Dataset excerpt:
#####
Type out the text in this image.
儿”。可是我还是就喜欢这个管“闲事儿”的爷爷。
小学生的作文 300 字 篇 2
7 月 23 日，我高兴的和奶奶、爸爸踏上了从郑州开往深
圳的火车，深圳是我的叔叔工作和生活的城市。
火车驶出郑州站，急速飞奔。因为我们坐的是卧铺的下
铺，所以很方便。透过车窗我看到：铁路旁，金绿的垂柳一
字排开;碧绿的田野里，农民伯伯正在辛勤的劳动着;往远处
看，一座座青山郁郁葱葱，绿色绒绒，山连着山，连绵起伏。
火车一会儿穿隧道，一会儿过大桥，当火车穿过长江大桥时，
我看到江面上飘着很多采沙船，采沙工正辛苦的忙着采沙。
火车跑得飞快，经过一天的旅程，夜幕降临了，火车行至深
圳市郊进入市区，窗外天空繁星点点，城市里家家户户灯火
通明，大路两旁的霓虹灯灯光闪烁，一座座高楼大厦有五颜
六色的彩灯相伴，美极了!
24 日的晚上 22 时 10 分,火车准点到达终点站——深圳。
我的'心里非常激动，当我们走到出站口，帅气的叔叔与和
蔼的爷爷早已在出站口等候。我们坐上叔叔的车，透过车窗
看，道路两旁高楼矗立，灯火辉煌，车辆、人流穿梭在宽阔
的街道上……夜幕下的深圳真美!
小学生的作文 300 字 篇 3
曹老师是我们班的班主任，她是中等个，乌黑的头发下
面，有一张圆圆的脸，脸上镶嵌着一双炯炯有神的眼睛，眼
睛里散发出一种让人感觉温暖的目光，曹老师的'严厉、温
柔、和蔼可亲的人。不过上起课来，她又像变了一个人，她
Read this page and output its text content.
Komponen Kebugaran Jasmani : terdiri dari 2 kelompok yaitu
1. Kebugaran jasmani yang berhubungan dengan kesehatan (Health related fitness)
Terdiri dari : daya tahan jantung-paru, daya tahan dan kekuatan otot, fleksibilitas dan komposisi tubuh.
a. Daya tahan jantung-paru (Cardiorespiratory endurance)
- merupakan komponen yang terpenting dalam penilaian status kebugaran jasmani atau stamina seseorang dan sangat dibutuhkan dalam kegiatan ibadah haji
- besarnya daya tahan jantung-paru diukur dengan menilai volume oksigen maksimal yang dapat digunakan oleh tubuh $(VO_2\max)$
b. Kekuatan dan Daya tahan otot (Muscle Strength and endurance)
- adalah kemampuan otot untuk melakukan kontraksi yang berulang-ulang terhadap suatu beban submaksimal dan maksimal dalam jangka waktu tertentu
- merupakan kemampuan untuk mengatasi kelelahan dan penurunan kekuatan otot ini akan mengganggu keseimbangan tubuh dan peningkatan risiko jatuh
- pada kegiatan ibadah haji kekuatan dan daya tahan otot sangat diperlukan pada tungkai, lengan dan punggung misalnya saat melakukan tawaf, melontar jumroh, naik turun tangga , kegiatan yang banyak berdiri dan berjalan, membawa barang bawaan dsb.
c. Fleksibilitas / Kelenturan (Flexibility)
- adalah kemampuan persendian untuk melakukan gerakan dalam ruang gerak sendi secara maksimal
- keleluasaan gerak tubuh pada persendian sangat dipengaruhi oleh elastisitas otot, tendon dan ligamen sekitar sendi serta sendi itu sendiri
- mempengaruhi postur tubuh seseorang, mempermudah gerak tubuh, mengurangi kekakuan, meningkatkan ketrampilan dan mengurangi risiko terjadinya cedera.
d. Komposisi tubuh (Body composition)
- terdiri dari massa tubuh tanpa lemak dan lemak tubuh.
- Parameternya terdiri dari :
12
#####
OBJECTIVE: Where a line holds "oleh", copy that line.

RESPONSE TO THE EXERCISE:
- besarnya daya tahan jantung-paru diukur dengan menilai volume oksigen maksimal yang dapat digunakan oleh tubuh $(VO_2\max)$
- keleluasaan gerak tubuh pada persendian sangat dipengaruhi oleh elastisitas otot, tendon dan ligamen sekitar sendi serta sendi itu sendiri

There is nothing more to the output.